- _Work required_: Without omitting anything, return the records precisely as given.
[BEGIN Dataset content]
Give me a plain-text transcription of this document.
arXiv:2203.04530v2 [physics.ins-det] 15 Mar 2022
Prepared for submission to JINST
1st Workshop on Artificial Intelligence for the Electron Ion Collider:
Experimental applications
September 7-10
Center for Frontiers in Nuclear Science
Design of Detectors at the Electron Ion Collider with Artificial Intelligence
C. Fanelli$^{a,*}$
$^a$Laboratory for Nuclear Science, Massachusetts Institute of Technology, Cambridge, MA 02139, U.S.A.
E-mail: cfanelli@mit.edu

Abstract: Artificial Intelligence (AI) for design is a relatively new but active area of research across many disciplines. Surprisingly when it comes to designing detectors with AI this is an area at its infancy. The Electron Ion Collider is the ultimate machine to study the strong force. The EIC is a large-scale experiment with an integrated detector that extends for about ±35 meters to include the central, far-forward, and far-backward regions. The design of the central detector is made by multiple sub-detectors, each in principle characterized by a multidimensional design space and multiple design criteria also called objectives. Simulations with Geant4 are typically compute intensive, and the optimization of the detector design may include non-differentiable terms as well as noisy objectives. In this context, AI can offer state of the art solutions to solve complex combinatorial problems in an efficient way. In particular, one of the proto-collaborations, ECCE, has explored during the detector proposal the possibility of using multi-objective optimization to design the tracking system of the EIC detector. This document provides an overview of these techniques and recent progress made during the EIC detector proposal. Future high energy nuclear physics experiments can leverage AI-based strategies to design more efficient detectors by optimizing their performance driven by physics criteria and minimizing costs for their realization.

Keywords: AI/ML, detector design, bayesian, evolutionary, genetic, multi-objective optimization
[END Dataset content]
- _Answer in full_:
Give me a plain-text transcription of this document.
arXiv:2203.04530v2 [physics.ins-det] 15 Mar 2022
Prepared for submission to JINST
1st Workshop on Artificial Intelligence for the Electron Ion Collider:
Experimental applications
September 7-10
Center for Frontiers in Nuclear Science
Design of Detectors at the Electron Ion Collider with Artificial Intelligence
C. Fanelli$^{a,*}$
$^a$Laboratory for Nuclear Science, Massachusetts Institute of Technology, Cambridge, MA 02139, U.S.A.
E-mail: cfanelli@mit.edu

Abstract: Artificial Intelligence (AI) for design is a relatively new but active area of research across many disciplines. Surprisingly when it comes to designing detectors with AI this is an area at its infancy. The Electron Ion Collider is the ultimate machine to study the strong force. The EIC is a large-scale experiment with an integrated detector that extends for about ±35 meters to include the central, far-forward, and far-backward regions. The design of the central detector is made by multiple sub-detectors, each in principle characterized by a multidimensional design space and multiple design criteria also called objectives. Simulations with Geant4 are typically compute intensive, and the optimization of the detector design may include non-differentiable terms as well as noisy objectives. In this context, AI can offer state of the art solutions to solve complex combinatorial problems in an efficient way. In particular, one of the proto-collaborations, ECCE, has explored during the detector proposal the possibility of using multi-objective optimization to design the tracking system of the EIC detector. This document provides an overview of these techniques and recent progress made during the EIC detector proposal. Future high energy nuclear physics experiments can leverage AI-based strategies to design more efficient detectors by optimizing their performance driven by physics criteria and minimizing costs for their realization.

Keywords: AI/ML, detector design, bayesian, evolutionary, genetic, multi-objective optimization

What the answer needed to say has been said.